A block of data
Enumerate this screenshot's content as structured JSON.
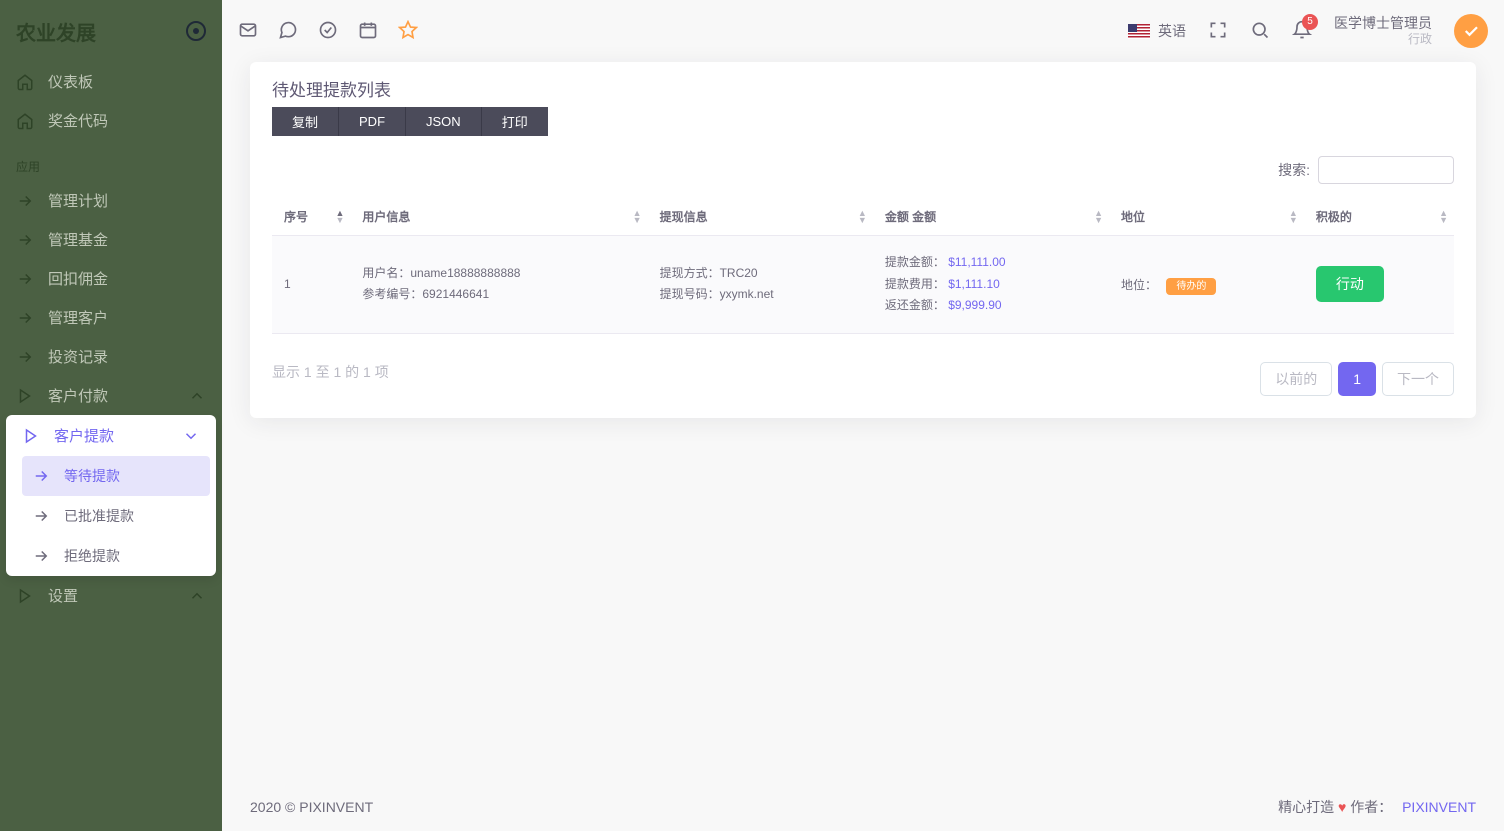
{
  "brand": "农业发展",
  "sidebar": {
    "dashboard": "仪表板",
    "bonus": "奖金代码",
    "section": "应用",
    "plan": "管理计划",
    "fund": "管理基金",
    "rebate": "回扣佣金",
    "customers": "管理客户",
    "investment": "投资记录",
    "payment": "客户付款",
    "withdrawal": "客户提款",
    "settings": "设置",
    "sub": {
      "pending": "等待提款",
      "approved": "已批准提款",
      "rejected": "拒绝提款"
    }
  },
  "header": {
    "lang": "英语",
    "notif_count": "5",
    "user_name": "医学博士管理员",
    "user_role": "行政"
  },
  "card": {
    "title": "待处理提款列表",
    "buttons": {
      "copy": "复制",
      "pdf": "PDF",
      "json": "JSON",
      "print": "打印"
    },
    "search_label": "搜索:"
  },
  "columns": {
    "sn": "序号",
    "user": "用户信息",
    "withdraw": "提现信息",
    "amount": "金额 金额",
    "status": "地位",
    "action": "积极的"
  },
  "row": {
    "sn": "1",
    "user_label": "用户名：",
    "user_value": "uname18888888888",
    "ref_label": "参考编号：",
    "ref_value": "6921446641",
    "method_label": "提现方式：",
    "method_value": "TRC20",
    "code_label": "提现号码：",
    "code_value": "yxymk.net",
    "amt_label": "提款金额：",
    "amt_value": "$11,111.00",
    "fee_label": "提款费用：",
    "fee_value": "$1,111.10",
    "return_label": "返还金额：",
    "return_value": "$9,999.90",
    "status_label": "地位：",
    "status_badge": "待办的",
    "action_btn": "行动"
  },
  "info": "显示 1 至 1 的 1 项",
  "pager": {
    "prev": "以前的",
    "p1": "1",
    "next": "下一个"
  },
  "footer": {
    "left": "2020 © PIXINVENT",
    "made": "精心打造",
    "author_label": "作者：",
    "author": "PIXINVENT"
  }
}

**PROBLEM DETAILS**
Copy all the lines of data exactly as they appear, dropping any images.

**SOLUTION FOR THIS TASK**
Enumerate this screenshot's content as structured JSON.
{
  "brand": "农业发展",
  "sidebar": {
    "dashboard": "仪表板",
    "bonus": "奖金代码",
    "section": "应用",
    "plan": "管理计划",
    "fund": "管理基金",
    "rebate": "回扣佣金",
    "customers": "管理客户",
    "investment": "投资记录",
    "payment": "客户付款",
    "withdrawal": "客户提款",
    "settings": "设置",
    "sub": {
      "pending": "等待提款",
      "approved": "已批准提款",
      "rejected": "拒绝提款"
    }
  },
  "header": {
    "lang": "英语",
    "notif_count": "5",
    "user_name": "医学博士管理员",
    "user_role": "行政"
  },
  "card": {
    "title": "待处理提款列表",
    "buttons": {
      "copy": "复制",
      "pdf": "PDF",
      "json": "JSON",
      "print": "打印"
    },
    "search_label": "搜索:"
  },
  "columns": {
    "sn": "序号",
    "user": "用户信息",
    "withdraw": "提现信息",
    "amount": "金额 金额",
    "status": "地位",
    "action": "积极的"
  },
  "row": {
    "sn": "1",
    "user_label": "用户名：",
    "user_value": "uname18888888888",
    "ref_label": "参考编号：",
    "ref_value": "6921446641",
    "method_label": "提现方式：",
    "method_value": "TRC20",
    "code_label": "提现号码：",
    "code_value": "yxymk.net",
    "amt_label": "提款金额：",
    "amt_value": "$11,111.00",
    "fee_label": "提款费用：",
    "fee_value": "$1,111.10",
    "return_label": "返还金额：",
    "return_value": "$9,999.90",
    "status_label": "地位：",
    "status_badge": "待办的",
    "action_btn": "行动"
  },
  "info": "显示 1 至 1 的 1 项",
  "pager": {
    "prev": "以前的",
    "p1": "1",
    "next": "下一个"
  },
  "footer": {
    "left": "2020 © PIXINVENT",
    "made": "精心打造",
    "author_label": "作者：",
    "author": "PIXINVENT"
  }
}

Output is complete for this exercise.